──────── TEXT PROVIDED
One of the bugs addressed by this patch is the failure of rank_one_type to
account for type equality of two overloads based on CV qualifiers. This was
leading directly to problems evaluating rvalue reference overload quality,
but it is also highlighted in gdb.cp/oranking.exp, where two test KFAIL as
a result of this shortcoming.
I found the overload resolution code committed with the rvalue reference
patch (f9aeb8d49) needlessly over-complicated, and I have greatly simplified
it. This fixes some KFAILing tests in gdb.exp/rvalue-ref-overload.exp.
gdb/ChangeLog
* gdbtypes.c (LVALUE_REFERENCE_TO_RVALUE_BINDING_BADNESS)
DIFFERENT_REFERENCE_TYPE_BADNESS): Remove.
────────────────
──────── DATASET RECORDS
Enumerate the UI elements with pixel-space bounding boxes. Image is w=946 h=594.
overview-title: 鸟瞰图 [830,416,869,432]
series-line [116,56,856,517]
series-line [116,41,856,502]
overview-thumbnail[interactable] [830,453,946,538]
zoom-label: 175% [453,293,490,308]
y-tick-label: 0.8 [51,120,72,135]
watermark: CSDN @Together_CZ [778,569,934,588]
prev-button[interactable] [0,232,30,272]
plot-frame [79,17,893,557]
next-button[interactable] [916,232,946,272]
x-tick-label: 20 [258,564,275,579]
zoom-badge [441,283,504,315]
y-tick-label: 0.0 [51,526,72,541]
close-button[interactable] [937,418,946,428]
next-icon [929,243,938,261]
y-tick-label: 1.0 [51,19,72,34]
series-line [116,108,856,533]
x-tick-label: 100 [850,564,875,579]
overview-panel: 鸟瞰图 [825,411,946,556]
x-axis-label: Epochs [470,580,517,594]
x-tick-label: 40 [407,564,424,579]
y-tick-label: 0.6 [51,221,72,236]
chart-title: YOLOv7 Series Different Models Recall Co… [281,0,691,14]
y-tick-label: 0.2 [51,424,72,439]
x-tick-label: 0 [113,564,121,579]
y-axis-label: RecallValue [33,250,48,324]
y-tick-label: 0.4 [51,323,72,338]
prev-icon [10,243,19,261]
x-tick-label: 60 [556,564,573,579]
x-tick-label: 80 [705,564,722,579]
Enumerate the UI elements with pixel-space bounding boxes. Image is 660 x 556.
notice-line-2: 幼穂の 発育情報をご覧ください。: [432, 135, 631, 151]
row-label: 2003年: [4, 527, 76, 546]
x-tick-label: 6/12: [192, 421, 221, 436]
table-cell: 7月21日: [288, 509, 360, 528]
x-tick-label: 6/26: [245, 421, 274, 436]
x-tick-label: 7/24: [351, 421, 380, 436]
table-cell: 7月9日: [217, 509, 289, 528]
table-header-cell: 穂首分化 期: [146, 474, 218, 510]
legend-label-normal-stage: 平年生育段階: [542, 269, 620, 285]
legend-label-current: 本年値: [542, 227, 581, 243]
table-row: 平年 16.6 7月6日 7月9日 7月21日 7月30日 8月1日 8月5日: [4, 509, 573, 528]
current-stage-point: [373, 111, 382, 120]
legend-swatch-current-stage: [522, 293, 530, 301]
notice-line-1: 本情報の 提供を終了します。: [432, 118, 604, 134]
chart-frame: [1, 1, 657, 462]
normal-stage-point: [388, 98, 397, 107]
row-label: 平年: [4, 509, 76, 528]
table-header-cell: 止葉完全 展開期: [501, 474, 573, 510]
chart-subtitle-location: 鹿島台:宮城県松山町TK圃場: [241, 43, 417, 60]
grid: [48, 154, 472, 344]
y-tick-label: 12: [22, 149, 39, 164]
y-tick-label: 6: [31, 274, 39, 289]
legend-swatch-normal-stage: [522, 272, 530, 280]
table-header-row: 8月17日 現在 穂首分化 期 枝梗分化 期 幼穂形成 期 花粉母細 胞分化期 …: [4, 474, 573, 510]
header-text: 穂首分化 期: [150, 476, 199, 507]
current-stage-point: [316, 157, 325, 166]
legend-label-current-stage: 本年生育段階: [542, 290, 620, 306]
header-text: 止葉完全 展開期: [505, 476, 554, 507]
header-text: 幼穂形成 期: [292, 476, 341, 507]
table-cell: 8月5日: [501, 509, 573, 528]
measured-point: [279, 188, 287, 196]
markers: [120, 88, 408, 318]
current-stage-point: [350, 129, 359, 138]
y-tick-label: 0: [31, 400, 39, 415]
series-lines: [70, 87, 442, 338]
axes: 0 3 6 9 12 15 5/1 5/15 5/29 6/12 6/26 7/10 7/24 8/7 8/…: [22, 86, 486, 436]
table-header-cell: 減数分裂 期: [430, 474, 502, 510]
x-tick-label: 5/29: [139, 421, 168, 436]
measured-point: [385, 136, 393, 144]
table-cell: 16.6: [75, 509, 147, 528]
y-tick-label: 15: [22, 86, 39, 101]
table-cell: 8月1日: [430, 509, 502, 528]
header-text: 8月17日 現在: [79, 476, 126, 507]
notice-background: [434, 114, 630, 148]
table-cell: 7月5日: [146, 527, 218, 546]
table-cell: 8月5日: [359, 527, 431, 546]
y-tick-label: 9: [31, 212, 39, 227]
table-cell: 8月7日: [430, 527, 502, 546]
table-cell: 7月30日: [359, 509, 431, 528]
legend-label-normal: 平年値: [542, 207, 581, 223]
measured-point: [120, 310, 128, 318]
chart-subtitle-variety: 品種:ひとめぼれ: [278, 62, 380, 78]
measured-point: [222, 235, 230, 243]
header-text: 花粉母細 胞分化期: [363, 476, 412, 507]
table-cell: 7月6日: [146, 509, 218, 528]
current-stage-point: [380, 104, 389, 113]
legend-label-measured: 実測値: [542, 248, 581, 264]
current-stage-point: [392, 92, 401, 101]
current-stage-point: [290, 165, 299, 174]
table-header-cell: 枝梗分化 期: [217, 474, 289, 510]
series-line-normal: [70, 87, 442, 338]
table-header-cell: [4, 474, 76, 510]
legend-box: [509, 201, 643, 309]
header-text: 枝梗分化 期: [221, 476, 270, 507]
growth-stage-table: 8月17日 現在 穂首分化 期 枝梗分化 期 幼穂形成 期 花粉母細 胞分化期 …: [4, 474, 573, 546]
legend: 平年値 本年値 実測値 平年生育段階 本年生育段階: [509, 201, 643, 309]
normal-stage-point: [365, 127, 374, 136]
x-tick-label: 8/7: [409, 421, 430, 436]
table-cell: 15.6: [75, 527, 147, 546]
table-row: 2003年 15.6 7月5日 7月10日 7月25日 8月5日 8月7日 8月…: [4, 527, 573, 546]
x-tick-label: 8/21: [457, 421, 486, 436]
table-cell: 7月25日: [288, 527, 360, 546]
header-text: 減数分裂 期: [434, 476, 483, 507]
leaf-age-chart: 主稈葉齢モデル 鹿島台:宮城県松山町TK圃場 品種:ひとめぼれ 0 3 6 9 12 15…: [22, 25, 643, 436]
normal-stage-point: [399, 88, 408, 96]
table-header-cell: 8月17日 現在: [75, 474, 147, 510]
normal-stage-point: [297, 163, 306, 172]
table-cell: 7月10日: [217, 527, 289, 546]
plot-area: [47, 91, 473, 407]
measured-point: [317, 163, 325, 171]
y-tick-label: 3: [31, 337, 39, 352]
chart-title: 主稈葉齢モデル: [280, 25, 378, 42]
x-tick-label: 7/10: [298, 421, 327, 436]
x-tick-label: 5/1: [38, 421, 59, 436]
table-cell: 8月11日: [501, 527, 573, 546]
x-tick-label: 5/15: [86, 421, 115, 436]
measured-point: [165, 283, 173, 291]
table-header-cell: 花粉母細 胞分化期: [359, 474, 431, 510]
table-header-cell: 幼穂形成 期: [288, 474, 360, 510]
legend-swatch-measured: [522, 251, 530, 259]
────────────────
## [EXERCISE DESCRIPTION]
Answer these questions using the patch description above:
1. Which function fails to account for type equality of two overloads based on CV qualifiers?
2. In which test file do two tests KFAIL because of that shortcoming?
3. What commit identifier is given for the rvalue reference patch?

## [ANSWER BOX]
1. rank_one_type
2. gdb.cp/oranking.exp
3. f9aeb8d49